> _What needs to be done_
All of the material below is to be repeated exactly.

> _Raw data_
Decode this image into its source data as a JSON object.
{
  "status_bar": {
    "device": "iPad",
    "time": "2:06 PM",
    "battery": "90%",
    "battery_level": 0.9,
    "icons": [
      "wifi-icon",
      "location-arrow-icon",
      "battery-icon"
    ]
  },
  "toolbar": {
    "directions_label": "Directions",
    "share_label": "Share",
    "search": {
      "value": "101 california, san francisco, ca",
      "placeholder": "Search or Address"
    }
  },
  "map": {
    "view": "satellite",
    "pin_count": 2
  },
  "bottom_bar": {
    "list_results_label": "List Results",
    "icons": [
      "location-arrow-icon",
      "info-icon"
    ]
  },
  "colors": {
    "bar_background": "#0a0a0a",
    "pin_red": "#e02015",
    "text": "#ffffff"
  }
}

> _Worked answer_
Decode this image into its source data as a JSON object.
{
  "status_bar": {
    "device": "iPad",
    "time": "2:06 PM",
    "battery": "90%",
    "battery_level": 0.9,
    "icons": [
      "wifi-icon",
      "location-arrow-icon",
      "battery-icon"
    ]
  },
  "toolbar": {
    "directions_label": "Directions",
    "share_label": "Share",
    "search": {
      "value": "101 california, san francisco, ca",
      "placeholder": "Search or Address"
    }
  },
  "map": {
    "view": "satellite",
    "pin_count": 2
  },
  "bottom_bar": {
    "list_results_label": "List Results",
    "icons": [
      "location-arrow-icon",
      "info-icon"
    ]
  },
  "colors": {
    "bar_background": "#0a0a0a",
    "pin_red": "#e02015",
    "text": "#ffffff"
  }
}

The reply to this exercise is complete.